BEGIN

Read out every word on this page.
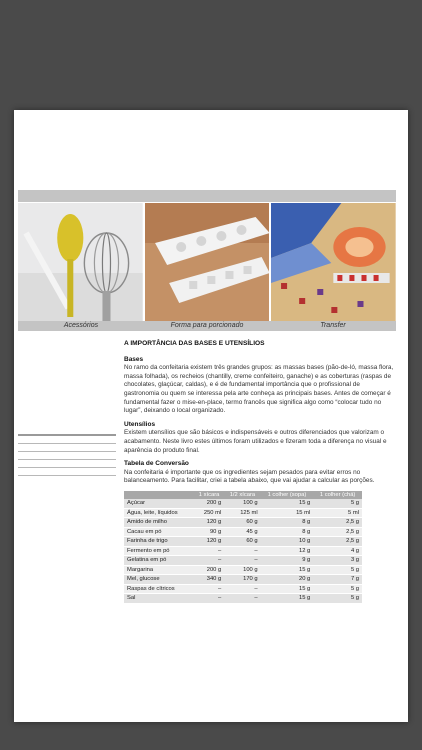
Acessórios	Forma para porcionado	Transfer
A IMPORTÂNCIA DAS BASES E UTENSÍLIOS
Bases

No ramo da confeitaria existem três grandes grupos: as massas bases (pão-de-ló, massa flora, massa folhada), os recheios (chantilly, creme confeiteiro, ganache) e as coberturas (raspas de chocolates, glaçúcar, caldas), e é de fundamental importância que o profissional de gastronomia ou quem se interessa pela arte conheça as principais bases. Antes de começar é fundamental fazer o mise-en-place, termo francês que significa algo como “colocar tudo no lugar”, deixando o local organizado.

Utensílios

Existem utensílios que são básicos e indispensáveis e outros diferenciados que valorizam o acabamento. Neste livro estes últimos foram utilizados e fizeram toda a diferença no visual e aparência do produto final.

Tabela de Conversão

Na confeitaria é importante que os ingredientes sejam pesados para evitar erros no balanceamento. Para facilitar, criei a tabela abaixo, que vai ajudar a calcular as porções.

	1 xícara	1/2 xícara	1 colher (sopa)	1 colher (chá)
Açúcar	200 g	100 g	15 g	5 g
Água, leite, líquidos	250 ml	125 ml	15 ml	5 ml
Amido de milho	120 g	60 g	8 g	2,5 g
Cacau em pó	90 g	45 g	8 g	2,5 g
Farinha de trigo	120 g	60 g	10 g	2,5 g
Fermento em pó	–	–	12 g	4 g
Gelatina em pó	–	–	9 g	3 g
Margarina	200 g	100 g	15 g	5 g
Mel, glucose	340 g	170 g	20 g	7 g
Raspas de cítricos	–	–	15 g	5 g
Sal	–	–	15 g	5 g
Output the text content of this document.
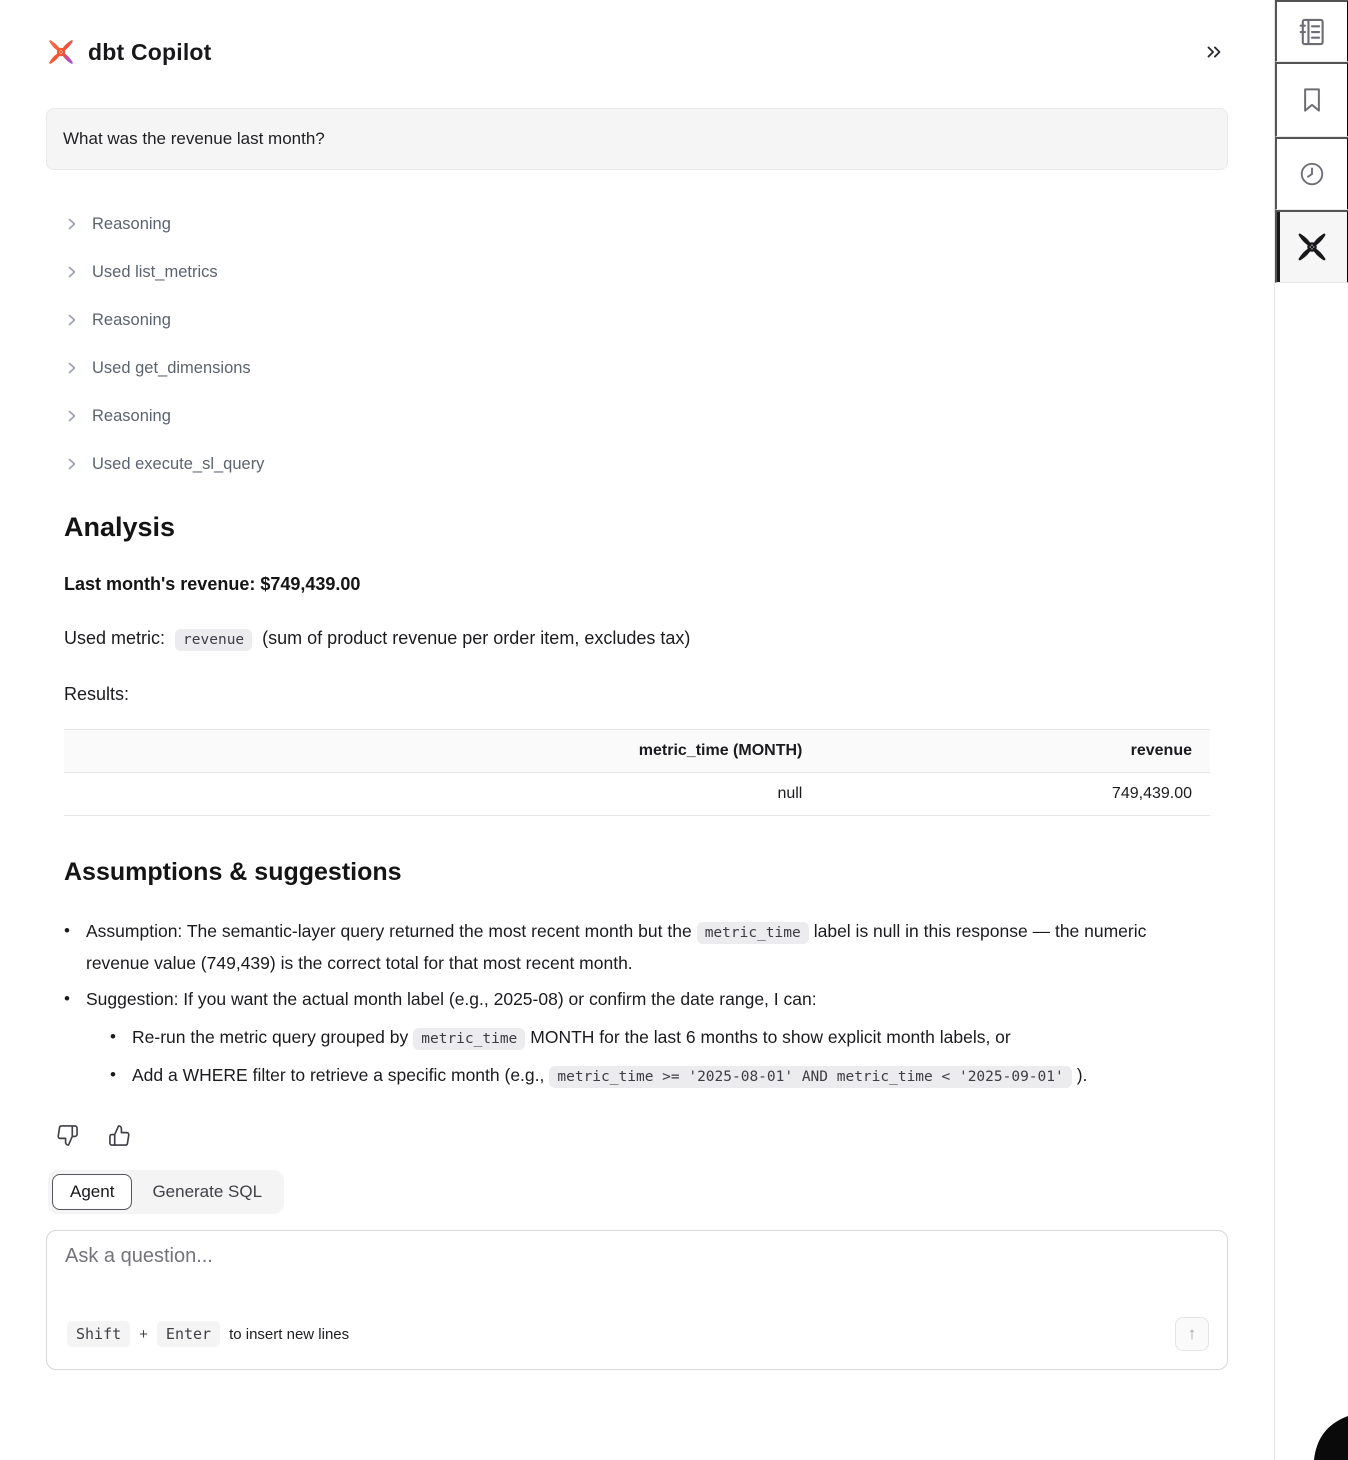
dbt Copilot
What was the revenue last month?
Reasoning
Used list_metrics
Reasoning
Used get_dimensions
Reasoning
Used execute_sl_query
Analysis
Last month's revenue: $749,439.00
Used metric: revenue (sum of product revenue per order item, excludes tax)
Results:
metric_time (MONTH)	revenue
null	749,439.00
Assumptions & suggestions
• Assumption: The semantic-layer query returned the most recent month but the metric_time label is null in this response — the numeric revenue value (749,439) is the correct total for that most recent month.
• Suggestion: If you want the actual month label (e.g., 2025-08) or confirm the date range, I can:
• Re-run the metric query grouped by metric_time MONTH for the last 6 months to show explicit month labels, or
• Add a WHERE filter to retrieve a specific month (e.g., metric_time >= '2025-08-01' AND metric_time < '2025-09-01' ).
Agent	Generate SQL
Ask a question...
Shift	+	Enter	to insert new lines	↑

END

● **What the task requires**
Reproduce the whole listing word for word, setting aside any pictures.

● **Expected output**
Read out every word on this page.
Acessórios	Forma para porcionado	Transfer
A IMPORTÂNCIA DAS BASES E UTENSÍLIOS
Bases

No ramo da confeitaria existem três grandes grupos: as massas bases (pão-de-ló, massa flora, massa folhada), os recheios (chantilly, creme confeiteiro, ganache) e as coberturas (raspas de chocolates, glaçúcar, caldas), e é de fundamental importância que o profissional de gastronomia ou quem se interessa pela arte conheça as principais bases. Antes de começar é fundamental fazer o mise-en-place, termo francês que significa algo como “colocar tudo no lugar”, deixando o local organizado.

Utensílios

Existem utensílios que são básicos e indispensáveis e outros diferenciados que valorizam o acabamento. Neste livro estes últimos foram utilizados e fizeram toda a diferença no visual e aparência do produto final.

Tabela de Conversão

Na confeitaria é importante que os ingredientes sejam pesados para evitar erros no balanceamento. Para facilitar, criei a tabela abaixo, que vai ajudar a calcular as porções.

	1 xícara	1/2 xícara	1 colher (sopa)	1 colher (chá)
Açúcar	200 g	100 g	15 g	5 g
Água, leite, líquidos	250 ml	125 ml	15 ml	5 ml
Amido de milho	120 g	60 g	8 g	2,5 g
Cacau em pó	90 g	45 g	8 g	2,5 g
Farinha de trigo	120 g	60 g	10 g	2,5 g
Fermento em pó	–	–	12 g	4 g
Gelatina em pó	–	–	9 g	3 g
Margarina	200 g	100 g	15 g	5 g
Mel, glucose	340 g	170 g	20 g	7 g
Raspas de cítricos	–	–	15 g	5 g
Sal	–	–	15 g	5 g
Output the text content of this document.
dbt Copilot
What was the revenue last month?
Reasoning
Used list_metrics
Reasoning
Used get_dimensions
Reasoning
Used execute_sl_query
Analysis
Last month's revenue: $749,439.00
Used metric: revenue (sum of product revenue per order item, excludes tax)
Results:
metric_time (MONTH)	revenue
null	749,439.00
Assumptions & suggestions
• Assumption: The semantic-layer query returned the most recent month but the metric_time label is null in this response — the numeric revenue value (749,439) is the correct total for that most recent month.
• Suggestion: If you want the actual month label (e.g., 2025-08) or confirm the date range, I can:
• Re-run the metric query grouped by metric_time MONTH for the last 6 months to show explicit month labels, or
• Add a WHERE filter to retrieve a specific month (e.g., metric_time >= '2025-08-01' AND metric_time < '2025-09-01' ).
Agent	Generate SQL
Ask a question...
Shift	+	Enter	to insert new lines	↑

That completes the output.